• **Excerpt**:
((

In all cases, Optimization will choose the optimum input capacitor. The user cannot override this component choice. The user should pursue manual design if an alternate input capacitor is desired. Alternately you can enter a DC input voltage corresponding to the input capacitor average DC voltage and ask the software to redesign with this specification.
PI Expert assumes a current waveform parameter consistent with AN-21, AN-26 and AN-29 (varies according to power requirements, AC line voltage and PI Deviceused). Therefore the efficiency estimate does not take account of the change of optimization goal. In practice a prototype using a transformer design optimized for efficiency should have a higher efficiency than that optimized for cost.
During the cost optimization process a number of designs using different combinations of cores, secondary turns, secondary output stacking configuration and output diodes are scored based upon criteria internal to the software. A list of the top scoring designs is maintained throughout the optimization process. Upon successful completion, the list of top designs is displayed. You can then choose the design which you believe to be the most appropriate for your application.
Cost optimization is based on the following key concepts:
Efficiency optimization is available for the TOPSwitch and DPA-Switch family of devices only. There are two key factors that are crucial to understanding the efficiency optimization method:
The PI device capable of delivering the specified power with margin to the device's current limit is chosen.
The PI Expert efficiency optimization routine will first find the smallest PI device capable of delivering the power specified. The software will then reduce the peak to ripple primary current ratio (KP) in an attempt to make the design more continuous. This decreases the peak primary current (IP) which will decrease the peak and RMS currents in both primary and secondary windings. This reduction in current magnitudes increases the overall supply efficiency due to reduced conduction losses.
The core capable of delivering the specified power efficiently is then chosen.
This step in the optimization routine ensures that the core selected can not only deliver the power but can also do so without significant losses. The losses accounted for are core losses as indicated by flux density (BM), copper losses as indicated by primary layers (L) and primary RMS currents (KP) in addition to leakage inductance indicated by gap length (LG).

))

• **The data**:

((

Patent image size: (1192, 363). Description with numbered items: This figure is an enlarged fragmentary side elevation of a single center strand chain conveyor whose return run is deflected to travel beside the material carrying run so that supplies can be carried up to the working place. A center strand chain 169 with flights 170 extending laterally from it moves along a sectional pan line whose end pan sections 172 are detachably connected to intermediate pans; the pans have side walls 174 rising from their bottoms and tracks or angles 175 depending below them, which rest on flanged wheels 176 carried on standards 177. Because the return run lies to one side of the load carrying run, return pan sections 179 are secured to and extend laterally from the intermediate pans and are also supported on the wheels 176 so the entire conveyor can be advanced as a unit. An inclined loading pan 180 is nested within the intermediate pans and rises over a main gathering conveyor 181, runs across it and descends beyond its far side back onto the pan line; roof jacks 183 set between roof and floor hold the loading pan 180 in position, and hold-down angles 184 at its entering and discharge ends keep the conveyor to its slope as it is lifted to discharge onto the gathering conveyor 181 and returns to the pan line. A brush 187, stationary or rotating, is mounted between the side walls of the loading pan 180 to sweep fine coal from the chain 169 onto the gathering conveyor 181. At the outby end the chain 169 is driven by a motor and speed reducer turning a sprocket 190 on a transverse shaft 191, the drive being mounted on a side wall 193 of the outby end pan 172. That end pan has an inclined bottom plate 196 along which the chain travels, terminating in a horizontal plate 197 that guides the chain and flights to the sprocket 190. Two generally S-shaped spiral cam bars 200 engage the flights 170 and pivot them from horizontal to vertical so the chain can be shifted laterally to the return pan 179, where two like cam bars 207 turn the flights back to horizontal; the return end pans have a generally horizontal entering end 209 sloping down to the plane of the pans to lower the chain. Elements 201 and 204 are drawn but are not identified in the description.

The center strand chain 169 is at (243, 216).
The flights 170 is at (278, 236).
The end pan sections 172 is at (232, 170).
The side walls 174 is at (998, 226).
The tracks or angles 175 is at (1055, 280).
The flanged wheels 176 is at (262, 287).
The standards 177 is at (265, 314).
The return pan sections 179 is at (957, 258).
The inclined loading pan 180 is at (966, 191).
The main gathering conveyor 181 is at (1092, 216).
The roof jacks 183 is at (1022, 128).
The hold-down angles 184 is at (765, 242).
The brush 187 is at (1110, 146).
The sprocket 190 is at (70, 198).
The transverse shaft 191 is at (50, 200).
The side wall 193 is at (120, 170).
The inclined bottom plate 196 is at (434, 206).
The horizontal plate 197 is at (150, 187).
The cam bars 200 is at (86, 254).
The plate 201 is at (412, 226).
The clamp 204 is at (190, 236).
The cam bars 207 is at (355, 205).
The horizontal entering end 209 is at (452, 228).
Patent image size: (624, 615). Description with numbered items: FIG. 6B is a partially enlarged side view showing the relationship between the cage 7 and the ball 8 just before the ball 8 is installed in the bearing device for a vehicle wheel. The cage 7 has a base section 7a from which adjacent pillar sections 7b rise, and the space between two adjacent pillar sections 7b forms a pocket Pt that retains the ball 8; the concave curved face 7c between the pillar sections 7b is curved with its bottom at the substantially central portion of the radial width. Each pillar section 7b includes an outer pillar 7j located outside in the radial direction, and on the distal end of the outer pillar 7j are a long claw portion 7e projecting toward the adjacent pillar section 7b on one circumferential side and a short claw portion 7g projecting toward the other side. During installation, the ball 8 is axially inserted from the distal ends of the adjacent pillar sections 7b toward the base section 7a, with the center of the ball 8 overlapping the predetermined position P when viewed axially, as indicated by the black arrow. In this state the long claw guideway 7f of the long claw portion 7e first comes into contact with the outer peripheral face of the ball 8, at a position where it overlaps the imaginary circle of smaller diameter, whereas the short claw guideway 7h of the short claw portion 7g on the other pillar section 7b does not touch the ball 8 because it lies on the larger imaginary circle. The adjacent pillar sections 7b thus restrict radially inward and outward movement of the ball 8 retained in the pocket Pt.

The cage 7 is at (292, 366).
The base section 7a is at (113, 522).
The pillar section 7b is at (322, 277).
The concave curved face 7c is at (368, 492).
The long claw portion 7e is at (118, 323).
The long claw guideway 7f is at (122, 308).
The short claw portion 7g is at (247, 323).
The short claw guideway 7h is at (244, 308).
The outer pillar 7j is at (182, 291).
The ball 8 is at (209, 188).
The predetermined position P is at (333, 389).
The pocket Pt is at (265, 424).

))

Reproduce the PI Expert optimization excerpt word for word from "The PI Expert" to "is then chosen.".

The PI Expert efficiency optimization routine will first find the smallest PI device capable of delivering the power specified. The software will then reduce the peak to ripple primary current ratio (KP) in an attempt to make the design more continuous. This decreases the peak primary current (IP) which will decrease the peak and RMS currents in both primary and secondary windings. This reduction in current magnitudes increases the overall supply efficiency due to reduced conduction losses.
The core capable of delivering the specified power efficiently is then chosen.